OBJECTIVE:
Repeat the records word for word, excluding any picture.

GIVEN RECORDS:
########

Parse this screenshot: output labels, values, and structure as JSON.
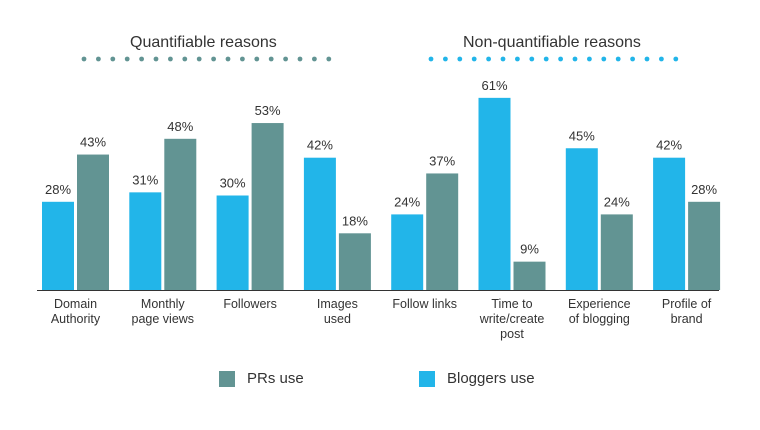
{
  "colors": {
    "prs": "#629493",
    "bloggers": "#22b5e9",
    "dots_left": "#629493",
    "dots_right": "#22b5e9",
    "axis": "#333333"
  },
  "groups": [
    {
      "title": "Quantifiable reasons"
    },
    {
      "title": "Non-quantifiable reasons"
    }
  ],
  "legend": [
    {
      "label": "PRs use"
    },
    {
      "label": "Bloggers use"
    }
  ],
  "chart_data": {
    "type": "bar",
    "categories": [
      "Domain Authority",
      "Monthly page views",
      "Followers",
      "Images used",
      "Follow links",
      "Time to write/create post",
      "Experience of blogging",
      "Profile of brand"
    ],
    "category_labels": [
      "Domain\nAuthority",
      "Monthly\npage views",
      "Followers",
      "Images\nused",
      "Follow links",
      "Time to\nwrite/create\npost",
      "Experience\nof blogging",
      "Profile of\nbrand"
    ],
    "series": [
      {
        "name": "Bloggers use",
        "values": [
          28,
          31,
          30,
          42,
          24,
          61,
          45,
          42
        ],
        "value_labels": [
          "28%",
          "31%",
          "30%",
          "42%",
          "24%",
          "61%",
          "45%",
          "42%"
        ]
      },
      {
        "name": "PRs use",
        "values": [
          43,
          48,
          53,
          18,
          37,
          9,
          24,
          28
        ],
        "value_labels": [
          "43%",
          "48%",
          "53%",
          "18%",
          "37%",
          "9%",
          "24%",
          "28%"
        ]
      }
    ],
    "unit": "%",
    "ylim": [
      0,
      61
    ],
    "legend_position": "bottom",
    "grid": false
  }
}
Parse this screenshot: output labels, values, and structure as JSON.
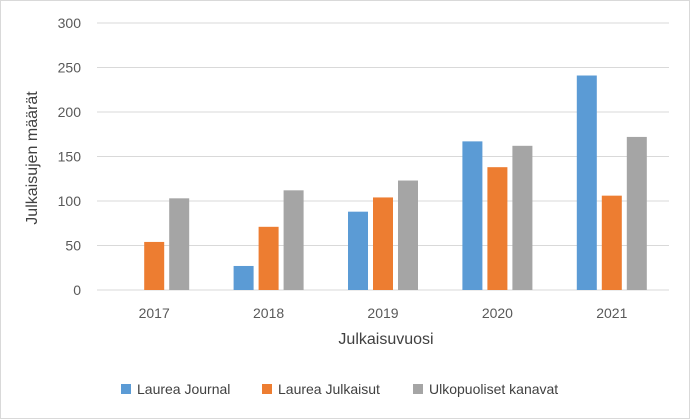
{
  "chart_data": {
    "type": "bar",
    "title": "",
    "xlabel": "Julkaisuvuosi",
    "ylabel": "Julkaisujen määrät",
    "categories": [
      "2017",
      "2018",
      "2019",
      "2020",
      "2021"
    ],
    "series": [
      {
        "name": "Laurea Journal",
        "color": "#5b9bd5",
        "values": [
          0,
          27,
          88,
          167,
          241
        ]
      },
      {
        "name": "Laurea Julkaisut",
        "color": "#ed7d31",
        "values": [
          54,
          71,
          104,
          138,
          106
        ]
      },
      {
        "name": "Ulkopuoliset kanavat",
        "color": "#a5a5a5",
        "values": [
          103,
          112,
          123,
          162,
          172
        ]
      }
    ],
    "ylim": [
      0,
      300
    ],
    "yticks": [
      0,
      50,
      100,
      150,
      200,
      250,
      300
    ],
    "grid": true,
    "legend_position": "bottom"
  }
}
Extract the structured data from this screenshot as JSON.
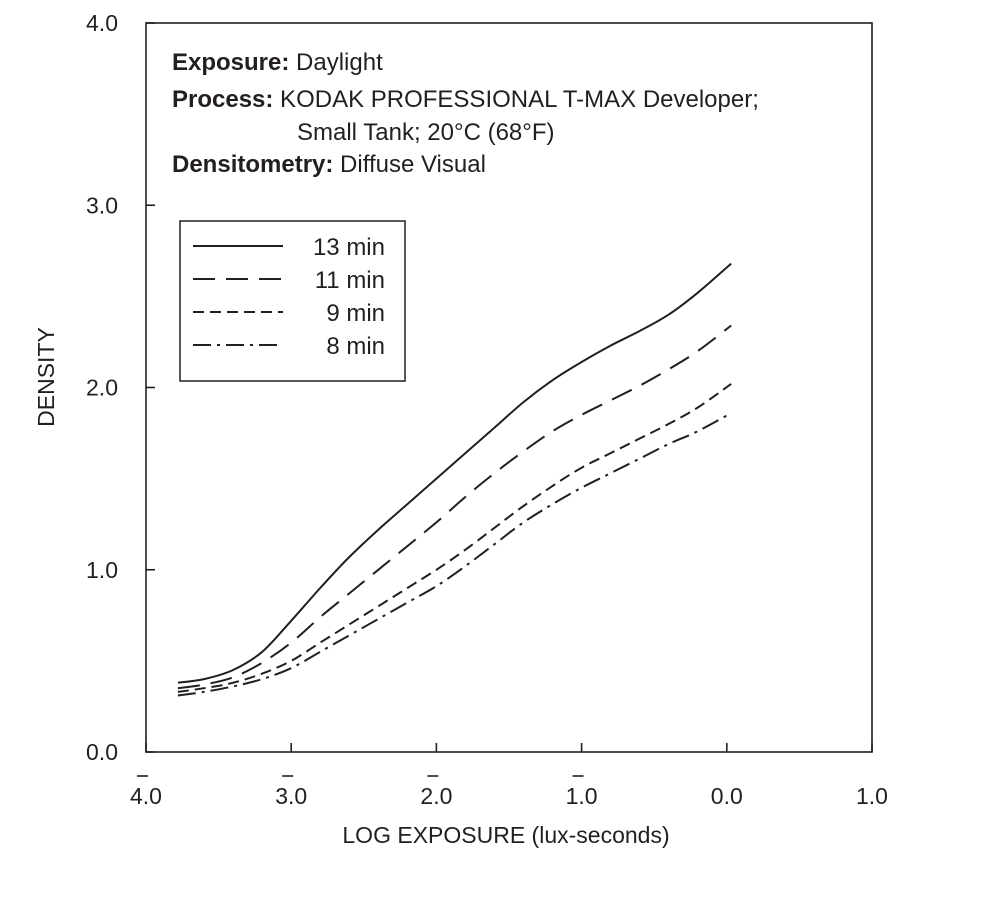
{
  "chart_data": {
    "type": "line",
    "title": "",
    "xlabel": "LOG EXPOSURE (lux-seconds)",
    "ylabel": "DENSITY",
    "xlim": [
      -4.0,
      1.0
    ],
    "ylim": [
      0.0,
      4.0
    ],
    "x_ticks": [
      {
        "value": -4.0,
        "label": "4.0",
        "bar": true
      },
      {
        "value": -3.0,
        "label": "3.0",
        "bar": true
      },
      {
        "value": -2.0,
        "label": "2.0",
        "bar": true
      },
      {
        "value": -1.0,
        "label": "1.0",
        "bar": true
      },
      {
        "value": 0.0,
        "label": "0.0",
        "bar": false
      },
      {
        "value": 1.0,
        "label": "1.0",
        "bar": false
      }
    ],
    "y_ticks": [
      {
        "value": 0.0,
        "label": "0.0"
      },
      {
        "value": 1.0,
        "label": "1.0"
      },
      {
        "value": 2.0,
        "label": "2.0"
      },
      {
        "value": 3.0,
        "label": "3.0"
      },
      {
        "value": 4.0,
        "label": "4.0"
      }
    ],
    "annotation": [
      {
        "bold": "Exposure:",
        "text": " Daylight"
      },
      {
        "bold": "Process:",
        "text": " KODAK PROFESSIONAL T-MAX Developer;"
      },
      {
        "bold": "",
        "text": "Small Tank; 20°C (68°F)"
      },
      {
        "bold": "Densitometry:",
        "text": " Diffuse Visual"
      }
    ],
    "legend_position": "upper-left",
    "grid": false,
    "series": [
      {
        "name": "13 min",
        "dash": "solid",
        "points": [
          [
            -3.78,
            0.38
          ],
          [
            -3.6,
            0.4
          ],
          [
            -3.4,
            0.45
          ],
          [
            -3.2,
            0.55
          ],
          [
            -3.0,
            0.72
          ],
          [
            -2.8,
            0.9
          ],
          [
            -2.6,
            1.07
          ],
          [
            -2.4,
            1.22
          ],
          [
            -2.2,
            1.36
          ],
          [
            -2.0,
            1.5
          ],
          [
            -1.8,
            1.64
          ],
          [
            -1.6,
            1.78
          ],
          [
            -1.4,
            1.92
          ],
          [
            -1.2,
            2.04
          ],
          [
            -1.0,
            2.14
          ],
          [
            -0.8,
            2.23
          ],
          [
            -0.6,
            2.31
          ],
          [
            -0.4,
            2.4
          ],
          [
            -0.2,
            2.52
          ],
          [
            0.03,
            2.68
          ]
        ]
      },
      {
        "name": "11 min",
        "dash": "long-dash",
        "points": [
          [
            -3.78,
            0.35
          ],
          [
            -3.6,
            0.37
          ],
          [
            -3.4,
            0.41
          ],
          [
            -3.2,
            0.49
          ],
          [
            -3.0,
            0.6
          ],
          [
            -2.8,
            0.74
          ],
          [
            -2.6,
            0.87
          ],
          [
            -2.4,
            1.0
          ],
          [
            -2.2,
            1.13
          ],
          [
            -2.0,
            1.26
          ],
          [
            -1.8,
            1.4
          ],
          [
            -1.6,
            1.53
          ],
          [
            -1.4,
            1.65
          ],
          [
            -1.2,
            1.76
          ],
          [
            -1.0,
            1.85
          ],
          [
            -0.8,
            1.93
          ],
          [
            -0.6,
            2.01
          ],
          [
            -0.4,
            2.1
          ],
          [
            -0.2,
            2.2
          ],
          [
            0.03,
            2.34
          ]
        ]
      },
      {
        "name": "9 min",
        "dash": "short-dash",
        "points": [
          [
            -3.78,
            0.33
          ],
          [
            -3.6,
            0.35
          ],
          [
            -3.4,
            0.38
          ],
          [
            -3.2,
            0.43
          ],
          [
            -3.0,
            0.5
          ],
          [
            -2.8,
            0.6
          ],
          [
            -2.6,
            0.7
          ],
          [
            -2.4,
            0.8
          ],
          [
            -2.2,
            0.9
          ],
          [
            -2.0,
            1.0
          ],
          [
            -1.8,
            1.11
          ],
          [
            -1.6,
            1.23
          ],
          [
            -1.4,
            1.35
          ],
          [
            -1.2,
            1.46
          ],
          [
            -1.0,
            1.56
          ],
          [
            -0.8,
            1.64
          ],
          [
            -0.6,
            1.72
          ],
          [
            -0.4,
            1.8
          ],
          [
            -0.2,
            1.89
          ],
          [
            0.03,
            2.02
          ]
        ]
      },
      {
        "name": "8 min",
        "dash": "dash-dot",
        "points": [
          [
            -3.78,
            0.31
          ],
          [
            -3.6,
            0.33
          ],
          [
            -3.4,
            0.36
          ],
          [
            -3.2,
            0.4
          ],
          [
            -3.0,
            0.46
          ],
          [
            -2.8,
            0.55
          ],
          [
            -2.6,
            0.64
          ],
          [
            -2.4,
            0.73
          ],
          [
            -2.2,
            0.82
          ],
          [
            -2.0,
            0.91
          ],
          [
            -1.8,
            1.02
          ],
          [
            -1.6,
            1.14
          ],
          [
            -1.4,
            1.26
          ],
          [
            -1.2,
            1.36
          ],
          [
            -1.0,
            1.45
          ],
          [
            -0.8,
            1.53
          ],
          [
            -0.6,
            1.61
          ],
          [
            -0.4,
            1.69
          ],
          [
            -0.2,
            1.76
          ],
          [
            0.03,
            1.86
          ]
        ]
      }
    ]
  }
}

########

THE COMPLETED TASK:
Parse this screenshot: output labels, values, and structure as JSON.
{
  "colors": {
    "prs": "#629493",
    "bloggers": "#22b5e9",
    "dots_left": "#629493",
    "dots_right": "#22b5e9",
    "axis": "#333333"
  },
  "groups": [
    {
      "title": "Quantifiable reasons"
    },
    {
      "title": "Non-quantifiable reasons"
    }
  ],
  "legend": [
    {
      "label": "PRs use"
    },
    {
      "label": "Bloggers use"
    }
  ],
  "chart_data": {
    "type": "bar",
    "categories": [
      "Domain Authority",
      "Monthly page views",
      "Followers",
      "Images used",
      "Follow links",
      "Time to write/create post",
      "Experience of blogging",
      "Profile of brand"
    ],
    "category_labels": [
      "Domain\nAuthority",
      "Monthly\npage views",
      "Followers",
      "Images\nused",
      "Follow links",
      "Time to\nwrite/create\npost",
      "Experience\nof blogging",
      "Profile of\nbrand"
    ],
    "series": [
      {
        "name": "Bloggers use",
        "values": [
          28,
          31,
          30,
          42,
          24,
          61,
          45,
          42
        ],
        "value_labels": [
          "28%",
          "31%",
          "30%",
          "42%",
          "24%",
          "61%",
          "45%",
          "42%"
        ]
      },
      {
        "name": "PRs use",
        "values": [
          43,
          48,
          53,
          18,
          37,
          9,
          24,
          28
        ],
        "value_labels": [
          "43%",
          "48%",
          "53%",
          "18%",
          "37%",
          "9%",
          "24%",
          "28%"
        ]
      }
    ],
    "unit": "%",
    "ylim": [
      0,
      61
    ],
    "legend_position": "bottom",
    "grid": false
  }
}
Parse this screenshot: output labels, values, and structure as JSON.
{
  "chart_data": {
    "type": "bar",
    "title": "",
    "xlabel": "Julkaisuvuosi",
    "ylabel": "Julkaisujen määrät",
    "categories": [
      "2017",
      "2018",
      "2019",
      "2020",
      "2021"
    ],
    "series": [
      {
        "name": "Laurea Journal",
        "color": "#5b9bd5",
        "values": [
          0,
          27,
          88,
          167,
          241
        ]
      },
      {
        "name": "Laurea Julkaisut",
        "color": "#ed7d31",
        "values": [
          54,
          71,
          104,
          138,
          106
        ]
      },
      {
        "name": "Ulkopuoliset kanavat",
        "color": "#a5a5a5",
        "values": [
          103,
          112,
          123,
          162,
          172
        ]
      }
    ],
    "ylim": [
      0,
      300
    ],
    "yticks": [
      0,
      50,
      100,
      150,
      200,
      250,
      300
    ],
    "grid": true,
    "legend_position": "bottom"
  }
}
Extract the structured data from this screenshot as JSON.
{
  "chart_data": {
    "type": "line",
    "title": "",
    "xlabel": "LOG EXPOSURE (lux-seconds)",
    "ylabel": "DENSITY",
    "xlim": [
      -4.0,
      1.0
    ],
    "ylim": [
      0.0,
      4.0
    ],
    "x_ticks": [
      {
        "value": -4.0,
        "label": "4.0",
        "bar": true
      },
      {
        "value": -3.0,
        "label": "3.0",
        "bar": true
      },
      {
        "value": -2.0,
        "label": "2.0",
        "bar": true
      },
      {
        "value": -1.0,
        "label": "1.0",
        "bar": true
      },
      {
        "value": 0.0,
        "label": "0.0",
        "bar": false
      },
      {
        "value": 1.0,
        "label": "1.0",
        "bar": false
      }
    ],
    "y_ticks": [
      {
        "value": 0.0,
        "label": "0.0"
      },
      {
        "value": 1.0,
        "label": "1.0"
      },
      {
        "value": 2.0,
        "label": "2.0"
      },
      {
        "value": 3.0,
        "label": "3.0"
      },
      {
        "value": 4.0,
        "label": "4.0"
      }
    ],
    "annotation": [
      {
        "bold": "Exposure:",
        "text": " Daylight"
      },
      {
        "bold": "Process:",
        "text": " KODAK PROFESSIONAL T-MAX Developer;"
      },
      {
        "bold": "",
        "text": "Small Tank; 20°C (68°F)"
      },
      {
        "bold": "Densitometry:",
        "text": " Diffuse Visual"
      }
    ],
    "legend_position": "upper-left",
    "grid": false,
    "series": [
      {
        "name": "13 min",
        "dash": "solid",
        "points": [
          [
            -3.78,
            0.38
          ],
          [
            -3.6,
            0.4
          ],
          [
            -3.4,
            0.45
          ],
          [
            -3.2,
            0.55
          ],
          [
            -3.0,
            0.72
          ],
          [
            -2.8,
            0.9
          ],
          [
            -2.6,
            1.07
          ],
          [
            -2.4,
            1.22
          ],
          [
            -2.2,
            1.36
          ],
          [
            -2.0,
            1.5
          ],
          [
            -1.8,
            1.64
          ],
          [
            -1.6,
            1.78
          ],
          [
            -1.4,
            1.92
          ],
          [
            -1.2,
            2.04
          ],
          [
            -1.0,
            2.14
          ],
          [
            -0.8,
            2.23
          ],
          [
            -0.6,
            2.31
          ],
          [
            -0.4,
            2.4
          ],
          [
            -0.2,
            2.52
          ],
          [
            0.03,
            2.68
          ]
        ]
      },
      {
        "name": "11 min",
        "dash": "long-dash",
        "points": [
          [
            -3.78,
            0.35
          ],
          [
            -3.6,
            0.37
          ],
          [
            -3.4,
            0.41
          ],
          [
            -3.2,
            0.49
          ],
          [
            -3.0,
            0.6
          ],
          [
            -2.8,
            0.74
          ],
          [
            -2.6,
            0.87
          ],
          [
            -2.4,
            1.0
          ],
          [
            -2.2,
            1.13
          ],
          [
            -2.0,
            1.26
          ],
          [
            -1.8,
            1.4
          ],
          [
            -1.6,
            1.53
          ],
          [
            -1.4,
            1.65
          ],
          [
            -1.2,
            1.76
          ],
          [
            -1.0,
            1.85
          ],
          [
            -0.8,
            1.93
          ],
          [
            -0.6,
            2.01
          ],
          [
            -0.4,
            2.1
          ],
          [
            -0.2,
            2.2
          ],
          [
            0.03,
            2.34
          ]
        ]
      },
      {
        "name": "9 min",
        "dash": "short-dash",
        "points": [
          [
            -3.78,
            0.33
          ],
          [
            -3.6,
            0.35
          ],
          [
            -3.4,
            0.38
          ],
          [
            -3.2,
            0.43
          ],
          [
            -3.0,
            0.5
          ],
          [
            -2.8,
            0.6
          ],
          [
            -2.6,
            0.7
          ],
          [
            -2.4,
            0.8
          ],
          [
            -2.2,
            0.9
          ],
          [
            -2.0,
            1.0
          ],
          [
            -1.8,
            1.11
          ],
          [
            -1.6,
            1.23
          ],
          [
            -1.4,
            1.35
          ],
          [
            -1.2,
            1.46
          ],
          [
            -1.0,
            1.56
          ],
          [
            -0.8,
            1.64
          ],
          [
            -0.6,
            1.72
          ],
          [
            -0.4,
            1.8
          ],
          [
            -0.2,
            1.89
          ],
          [
            0.03,
            2.02
          ]
        ]
      },
      {
        "name": "8 min",
        "dash": "dash-dot",
        "points": [
          [
            -3.78,
            0.31
          ],
          [
            -3.6,
            0.33
          ],
          [
            -3.4,
            0.36
          ],
          [
            -3.2,
            0.4
          ],
          [
            -3.0,
            0.46
          ],
          [
            -2.8,
            0.55
          ],
          [
            -2.6,
            0.64
          ],
          [
            -2.4,
            0.73
          ],
          [
            -2.2,
            0.82
          ],
          [
            -2.0,
            0.91
          ],
          [
            -1.8,
            1.02
          ],
          [
            -1.6,
            1.14
          ],
          [
            -1.4,
            1.26
          ],
          [
            -1.2,
            1.36
          ],
          [
            -1.0,
            1.45
          ],
          [
            -0.8,
            1.53
          ],
          [
            -0.6,
            1.61
          ],
          [
            -0.4,
            1.69
          ],
          [
            -0.2,
            1.76
          ],
          [
            0.03,
            1.86
          ]
        ]
      }
    ]
  }
}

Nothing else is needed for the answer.